▶ [EXERCISE DESCRIPTION]:
Look through the lines below and extract any with the word "coordinate".

▶ [THE INPUT]:
========

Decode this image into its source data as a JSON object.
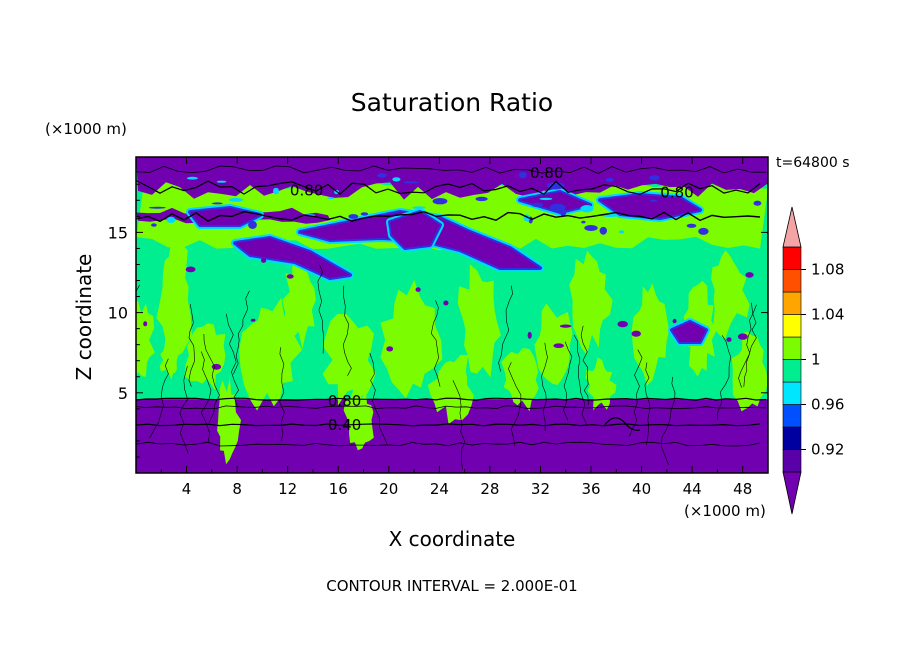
{
  "chart_data": {
    "type": "heatmap",
    "title": "Saturation Ratio",
    "xlabel": "X coordinate",
    "ylabel": "Z coordinate",
    "x_unit": "(×1000 m)",
    "y_unit": "(×1000 m)",
    "time_label": "t=64800 s",
    "footer": "CONTOUR INTERVAL = 2.000E-01",
    "xlim": [
      0,
      50
    ],
    "ylim": [
      0,
      19.7
    ],
    "x_ticks": [
      4,
      8,
      12,
      16,
      20,
      24,
      28,
      32,
      36,
      40,
      44,
      48
    ],
    "y_ticks": [
      5,
      10,
      15
    ],
    "contour_labels": [
      {
        "text": "0.80",
        "x": 13.5,
        "y": 17.6
      },
      {
        "text": "0.80",
        "x": 32.5,
        "y": 18.7
      },
      {
        "text": "0.80",
        "x": 42.8,
        "y": 17.5
      },
      {
        "text": "0.80",
        "x": 16.5,
        "y": 4.5
      },
      {
        "text": "0.40",
        "x": 16.5,
        "y": 3.0
      }
    ],
    "colorbar": {
      "tick_labels": [
        "0.92",
        "0.96",
        "1",
        "1.04",
        "1.08"
      ],
      "tick_values": [
        0.92,
        0.96,
        1.0,
        1.04,
        1.08
      ],
      "bins": [
        0.9,
        0.92,
        0.94,
        0.96,
        0.98,
        1.0,
        1.02,
        1.04,
        1.06,
        1.08,
        1.1
      ],
      "colors": [
        "#5a00a8",
        "#0000a0",
        "#0050ff",
        "#00e6ff",
        "#00ee90",
        "#7cfc00",
        "#ffff00",
        "#ffa500",
        "#ff5000",
        "#ff0000"
      ],
      "under_color": "#7000b0",
      "over_color": "#f4a4a4"
    },
    "regions": [
      {
        "level": "dry_lower",
        "color": "#7000b0",
        "y_range": [
          0,
          4.6
        ]
      },
      {
        "level": "moist_mid",
        "color": "#00ee90",
        "y_range": [
          4.6,
          14.5
        ]
      },
      {
        "level": "supersat_patch",
        "color": "#7cfc00",
        "y_range": [
          4.6,
          13.5
        ]
      },
      {
        "level": "transition_upper",
        "color": "#7cfc00",
        "y_range": [
          14.5,
          18.2
        ]
      },
      {
        "level": "dry_upper",
        "color": "#7000b0",
        "y_range": [
          17.0,
          19.7
        ]
      }
    ],
    "grid": false
  }
}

========

▶ [FINISHED TASK]:
    "xlabel": "X coordinate",
    "ylabel": "Z coordinate",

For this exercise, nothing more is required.